Work through the following lines and count those that hold the word "preset". Reply with that number only.
---------- Data to process ----------
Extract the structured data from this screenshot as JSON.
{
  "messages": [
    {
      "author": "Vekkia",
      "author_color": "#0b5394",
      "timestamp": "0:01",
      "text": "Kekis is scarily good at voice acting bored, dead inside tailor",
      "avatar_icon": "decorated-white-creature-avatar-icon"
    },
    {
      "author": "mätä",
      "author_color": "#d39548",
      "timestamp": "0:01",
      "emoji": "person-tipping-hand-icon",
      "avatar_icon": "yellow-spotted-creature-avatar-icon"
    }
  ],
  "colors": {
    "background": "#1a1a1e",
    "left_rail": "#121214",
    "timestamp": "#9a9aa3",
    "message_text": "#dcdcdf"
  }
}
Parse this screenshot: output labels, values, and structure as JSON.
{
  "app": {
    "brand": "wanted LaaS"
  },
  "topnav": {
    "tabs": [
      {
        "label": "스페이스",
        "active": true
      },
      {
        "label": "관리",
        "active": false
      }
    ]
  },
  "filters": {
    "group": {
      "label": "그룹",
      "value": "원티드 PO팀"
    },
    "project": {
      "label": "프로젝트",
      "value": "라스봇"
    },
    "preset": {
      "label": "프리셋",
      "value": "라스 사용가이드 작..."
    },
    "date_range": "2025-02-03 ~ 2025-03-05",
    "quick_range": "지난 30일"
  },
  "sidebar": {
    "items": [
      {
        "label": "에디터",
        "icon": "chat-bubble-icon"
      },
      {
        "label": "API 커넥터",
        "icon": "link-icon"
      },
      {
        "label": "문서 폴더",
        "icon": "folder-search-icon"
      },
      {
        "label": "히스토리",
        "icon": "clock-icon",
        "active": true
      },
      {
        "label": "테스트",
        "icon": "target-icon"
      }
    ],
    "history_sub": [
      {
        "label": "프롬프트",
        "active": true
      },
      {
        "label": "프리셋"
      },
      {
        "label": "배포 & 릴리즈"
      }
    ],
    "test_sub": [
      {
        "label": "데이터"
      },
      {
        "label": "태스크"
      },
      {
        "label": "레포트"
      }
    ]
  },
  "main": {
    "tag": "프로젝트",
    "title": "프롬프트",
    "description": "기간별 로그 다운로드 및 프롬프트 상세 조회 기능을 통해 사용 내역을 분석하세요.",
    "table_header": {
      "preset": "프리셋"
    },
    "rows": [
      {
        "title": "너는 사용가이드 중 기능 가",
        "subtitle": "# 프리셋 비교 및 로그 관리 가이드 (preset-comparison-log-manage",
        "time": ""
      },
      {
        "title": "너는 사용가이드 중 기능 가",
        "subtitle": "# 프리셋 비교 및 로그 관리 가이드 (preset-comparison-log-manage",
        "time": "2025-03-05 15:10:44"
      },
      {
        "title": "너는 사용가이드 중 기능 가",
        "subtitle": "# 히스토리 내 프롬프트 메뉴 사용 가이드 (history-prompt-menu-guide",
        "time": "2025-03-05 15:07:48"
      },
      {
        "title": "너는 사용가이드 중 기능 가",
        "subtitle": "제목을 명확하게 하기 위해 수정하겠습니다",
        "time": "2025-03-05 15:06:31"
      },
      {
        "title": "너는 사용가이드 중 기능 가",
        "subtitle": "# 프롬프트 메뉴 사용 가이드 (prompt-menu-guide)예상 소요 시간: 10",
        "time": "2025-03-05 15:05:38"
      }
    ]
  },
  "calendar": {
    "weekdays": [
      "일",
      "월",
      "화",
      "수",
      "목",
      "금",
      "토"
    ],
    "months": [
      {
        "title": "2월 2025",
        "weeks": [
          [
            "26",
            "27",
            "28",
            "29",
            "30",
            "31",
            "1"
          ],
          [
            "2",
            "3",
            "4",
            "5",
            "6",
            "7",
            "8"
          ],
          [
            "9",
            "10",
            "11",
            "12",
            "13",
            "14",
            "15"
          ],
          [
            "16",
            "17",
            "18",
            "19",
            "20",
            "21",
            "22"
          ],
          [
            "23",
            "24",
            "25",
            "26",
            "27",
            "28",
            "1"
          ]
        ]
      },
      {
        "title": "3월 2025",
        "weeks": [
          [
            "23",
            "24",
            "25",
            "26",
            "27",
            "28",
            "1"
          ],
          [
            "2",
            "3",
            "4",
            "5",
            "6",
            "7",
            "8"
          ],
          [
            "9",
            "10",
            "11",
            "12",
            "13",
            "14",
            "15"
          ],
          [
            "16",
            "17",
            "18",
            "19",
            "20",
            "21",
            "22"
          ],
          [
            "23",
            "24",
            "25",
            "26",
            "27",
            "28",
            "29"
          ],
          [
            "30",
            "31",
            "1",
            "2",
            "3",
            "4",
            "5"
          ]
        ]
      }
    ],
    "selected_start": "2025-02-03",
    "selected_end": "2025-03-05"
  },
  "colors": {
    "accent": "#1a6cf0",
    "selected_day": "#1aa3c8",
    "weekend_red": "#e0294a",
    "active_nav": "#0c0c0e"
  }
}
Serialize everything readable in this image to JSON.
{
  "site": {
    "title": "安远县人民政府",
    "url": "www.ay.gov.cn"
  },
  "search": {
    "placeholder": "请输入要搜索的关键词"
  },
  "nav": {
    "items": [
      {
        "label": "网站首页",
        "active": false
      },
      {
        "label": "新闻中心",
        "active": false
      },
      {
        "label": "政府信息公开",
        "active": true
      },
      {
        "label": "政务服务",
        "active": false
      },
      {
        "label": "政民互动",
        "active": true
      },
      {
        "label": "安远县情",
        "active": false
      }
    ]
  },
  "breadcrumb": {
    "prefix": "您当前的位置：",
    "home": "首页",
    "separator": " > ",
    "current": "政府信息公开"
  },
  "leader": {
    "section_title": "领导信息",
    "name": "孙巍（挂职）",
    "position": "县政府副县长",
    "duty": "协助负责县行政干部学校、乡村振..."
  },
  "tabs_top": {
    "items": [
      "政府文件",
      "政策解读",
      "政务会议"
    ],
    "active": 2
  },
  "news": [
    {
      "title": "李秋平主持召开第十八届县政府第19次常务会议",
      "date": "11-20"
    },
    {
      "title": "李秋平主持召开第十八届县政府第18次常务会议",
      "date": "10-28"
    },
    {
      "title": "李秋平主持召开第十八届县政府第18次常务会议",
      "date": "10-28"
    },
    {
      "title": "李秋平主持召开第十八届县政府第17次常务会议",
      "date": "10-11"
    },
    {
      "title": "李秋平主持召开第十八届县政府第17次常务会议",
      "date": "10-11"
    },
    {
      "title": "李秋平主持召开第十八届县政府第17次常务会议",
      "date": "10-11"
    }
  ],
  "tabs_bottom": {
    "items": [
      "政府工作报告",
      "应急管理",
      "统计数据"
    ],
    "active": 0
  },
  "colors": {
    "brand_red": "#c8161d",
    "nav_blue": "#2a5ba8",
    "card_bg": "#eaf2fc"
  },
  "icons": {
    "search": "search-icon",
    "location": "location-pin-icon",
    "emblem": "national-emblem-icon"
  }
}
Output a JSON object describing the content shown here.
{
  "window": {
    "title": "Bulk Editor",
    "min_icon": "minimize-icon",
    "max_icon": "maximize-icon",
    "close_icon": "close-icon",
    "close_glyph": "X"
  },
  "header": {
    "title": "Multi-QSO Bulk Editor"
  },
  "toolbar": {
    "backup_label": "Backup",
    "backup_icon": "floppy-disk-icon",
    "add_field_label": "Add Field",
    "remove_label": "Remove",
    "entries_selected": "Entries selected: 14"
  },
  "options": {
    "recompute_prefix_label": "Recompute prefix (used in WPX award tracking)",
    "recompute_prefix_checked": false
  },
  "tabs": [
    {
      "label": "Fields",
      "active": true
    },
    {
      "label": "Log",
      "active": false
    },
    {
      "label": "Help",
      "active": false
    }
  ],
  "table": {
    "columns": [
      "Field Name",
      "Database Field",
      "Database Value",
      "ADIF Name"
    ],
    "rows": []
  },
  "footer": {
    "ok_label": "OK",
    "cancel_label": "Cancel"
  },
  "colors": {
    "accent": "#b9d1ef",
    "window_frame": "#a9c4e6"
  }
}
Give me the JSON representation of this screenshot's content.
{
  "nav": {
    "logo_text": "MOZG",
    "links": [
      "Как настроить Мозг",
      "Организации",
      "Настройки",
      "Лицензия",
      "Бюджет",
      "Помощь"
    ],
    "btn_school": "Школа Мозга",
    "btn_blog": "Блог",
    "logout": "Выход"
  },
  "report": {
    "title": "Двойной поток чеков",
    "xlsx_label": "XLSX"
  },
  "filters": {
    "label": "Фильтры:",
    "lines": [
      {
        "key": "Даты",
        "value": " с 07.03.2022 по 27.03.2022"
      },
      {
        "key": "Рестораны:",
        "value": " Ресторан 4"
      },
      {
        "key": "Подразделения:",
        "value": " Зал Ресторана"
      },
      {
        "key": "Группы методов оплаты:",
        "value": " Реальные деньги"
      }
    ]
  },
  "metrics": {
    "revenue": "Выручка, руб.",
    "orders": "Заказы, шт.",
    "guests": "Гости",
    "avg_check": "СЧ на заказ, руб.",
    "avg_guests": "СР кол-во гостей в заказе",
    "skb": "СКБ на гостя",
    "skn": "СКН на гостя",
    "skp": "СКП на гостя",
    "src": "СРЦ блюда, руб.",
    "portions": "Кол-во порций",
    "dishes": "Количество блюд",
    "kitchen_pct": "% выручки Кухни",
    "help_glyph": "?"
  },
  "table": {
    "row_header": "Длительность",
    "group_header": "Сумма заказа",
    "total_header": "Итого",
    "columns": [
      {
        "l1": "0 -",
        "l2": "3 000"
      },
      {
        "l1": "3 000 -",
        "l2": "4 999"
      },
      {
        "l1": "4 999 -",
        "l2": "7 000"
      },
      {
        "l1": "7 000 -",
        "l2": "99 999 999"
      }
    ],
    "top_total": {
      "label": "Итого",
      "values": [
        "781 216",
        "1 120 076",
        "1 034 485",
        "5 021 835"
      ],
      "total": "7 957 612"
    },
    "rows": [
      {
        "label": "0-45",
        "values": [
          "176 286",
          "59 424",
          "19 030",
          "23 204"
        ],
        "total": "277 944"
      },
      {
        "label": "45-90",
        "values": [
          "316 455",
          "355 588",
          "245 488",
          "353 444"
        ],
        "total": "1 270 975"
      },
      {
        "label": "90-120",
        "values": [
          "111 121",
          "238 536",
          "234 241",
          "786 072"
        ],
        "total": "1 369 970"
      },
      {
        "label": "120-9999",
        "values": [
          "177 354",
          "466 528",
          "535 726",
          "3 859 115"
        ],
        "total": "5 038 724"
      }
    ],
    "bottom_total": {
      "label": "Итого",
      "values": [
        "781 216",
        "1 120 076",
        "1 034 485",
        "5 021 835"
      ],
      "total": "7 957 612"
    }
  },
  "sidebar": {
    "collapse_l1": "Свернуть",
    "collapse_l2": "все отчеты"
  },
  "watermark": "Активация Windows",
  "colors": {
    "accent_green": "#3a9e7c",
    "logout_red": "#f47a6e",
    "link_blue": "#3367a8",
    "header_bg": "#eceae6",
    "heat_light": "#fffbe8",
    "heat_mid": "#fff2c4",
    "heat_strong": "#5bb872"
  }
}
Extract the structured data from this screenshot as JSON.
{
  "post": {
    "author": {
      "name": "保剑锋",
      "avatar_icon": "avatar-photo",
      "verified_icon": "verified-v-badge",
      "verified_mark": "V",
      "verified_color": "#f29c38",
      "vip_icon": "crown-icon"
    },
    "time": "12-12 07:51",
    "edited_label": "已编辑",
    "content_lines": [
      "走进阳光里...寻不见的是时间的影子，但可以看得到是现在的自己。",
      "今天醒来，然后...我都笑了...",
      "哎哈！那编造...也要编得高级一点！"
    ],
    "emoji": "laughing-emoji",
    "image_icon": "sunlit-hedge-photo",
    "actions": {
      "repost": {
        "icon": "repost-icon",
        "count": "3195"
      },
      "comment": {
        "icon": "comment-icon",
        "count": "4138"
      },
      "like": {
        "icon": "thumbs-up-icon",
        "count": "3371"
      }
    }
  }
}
----------
*Answer below*.
4